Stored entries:
* * *

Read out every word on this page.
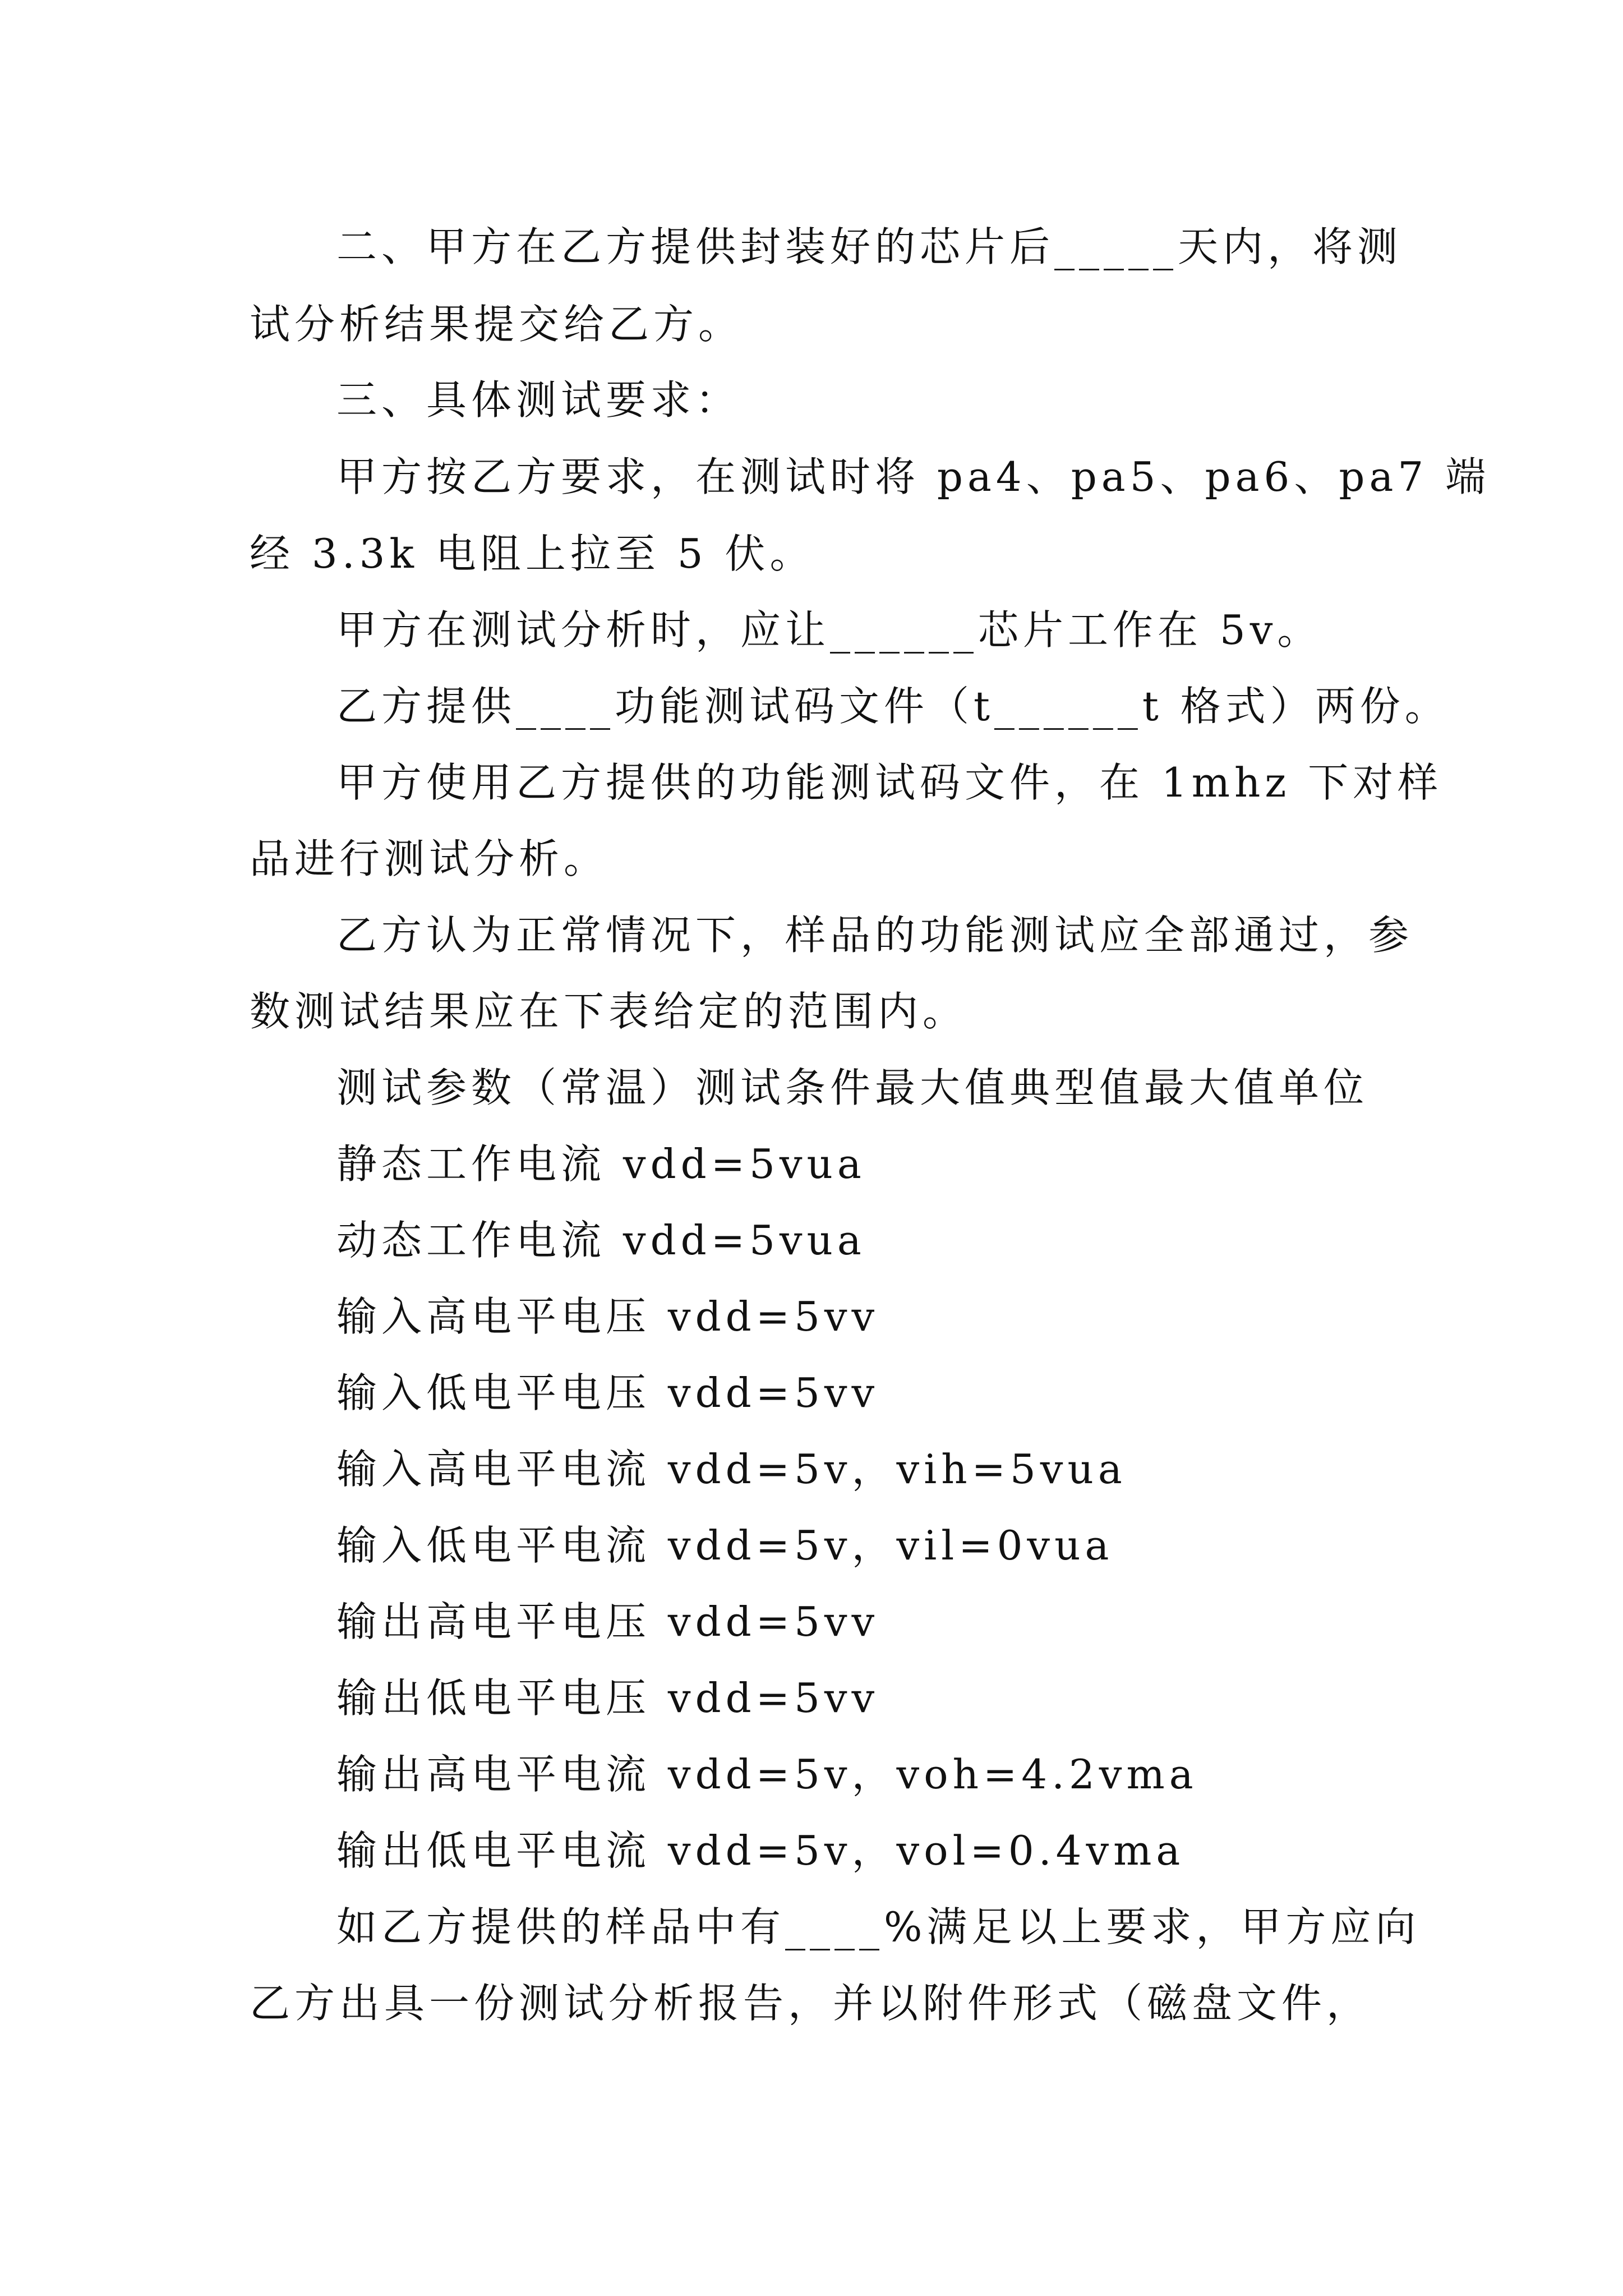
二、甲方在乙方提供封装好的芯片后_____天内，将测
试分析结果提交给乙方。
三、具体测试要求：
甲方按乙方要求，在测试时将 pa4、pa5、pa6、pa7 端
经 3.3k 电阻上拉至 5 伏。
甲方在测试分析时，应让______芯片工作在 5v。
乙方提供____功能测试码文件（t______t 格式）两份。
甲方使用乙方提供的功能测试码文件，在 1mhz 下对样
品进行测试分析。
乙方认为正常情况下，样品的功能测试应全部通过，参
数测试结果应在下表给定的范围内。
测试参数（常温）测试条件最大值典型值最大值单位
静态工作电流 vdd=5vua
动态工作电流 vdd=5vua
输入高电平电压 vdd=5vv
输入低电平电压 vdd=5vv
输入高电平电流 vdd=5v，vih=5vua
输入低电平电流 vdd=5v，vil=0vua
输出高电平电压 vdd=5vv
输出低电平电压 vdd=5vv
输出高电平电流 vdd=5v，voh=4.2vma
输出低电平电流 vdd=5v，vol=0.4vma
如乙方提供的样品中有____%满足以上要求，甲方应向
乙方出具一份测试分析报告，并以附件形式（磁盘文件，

* * *

All preceding records should be duplicated verbatim, images excepted.

_EXERCISE SOLUTION_
Read out every word on this page.
二、甲方在乙方提供封装好的芯片后_____天内，将测
试分析结果提交给乙方。
三、具体测试要求：
甲方按乙方要求，在测试时将 pa4、pa5、pa6、pa7 端
经 3.3k 电阻上拉至 5 伏。
甲方在测试分析时，应让______芯片工作在 5v。
乙方提供____功能测试码文件（t______t 格式）两份。
甲方使用乙方提供的功能测试码文件，在 1mhz 下对样
品进行测试分析。
乙方认为正常情况下，样品的功能测试应全部通过，参
数测试结果应在下表给定的范围内。
测试参数（常温）测试条件最大值典型值最大值单位
静态工作电流 vdd=5vua
动态工作电流 vdd=5vua
输入高电平电压 vdd=5vv
输入低电平电压 vdd=5vv
输入高电平电流 vdd=5v，vih=5vua
输入低电平电流 vdd=5v，vil=0vua
输出高电平电压 vdd=5vv
输出低电平电压 vdd=5vv
输出高电平电流 vdd=5v，voh=4.2vma
输出低电平电流 vdd=5v，vol=0.4vma
如乙方提供的样品中有____%满足以上要求，甲方应向
乙方出具一份测试分析报告，并以附件形式（磁盘文件，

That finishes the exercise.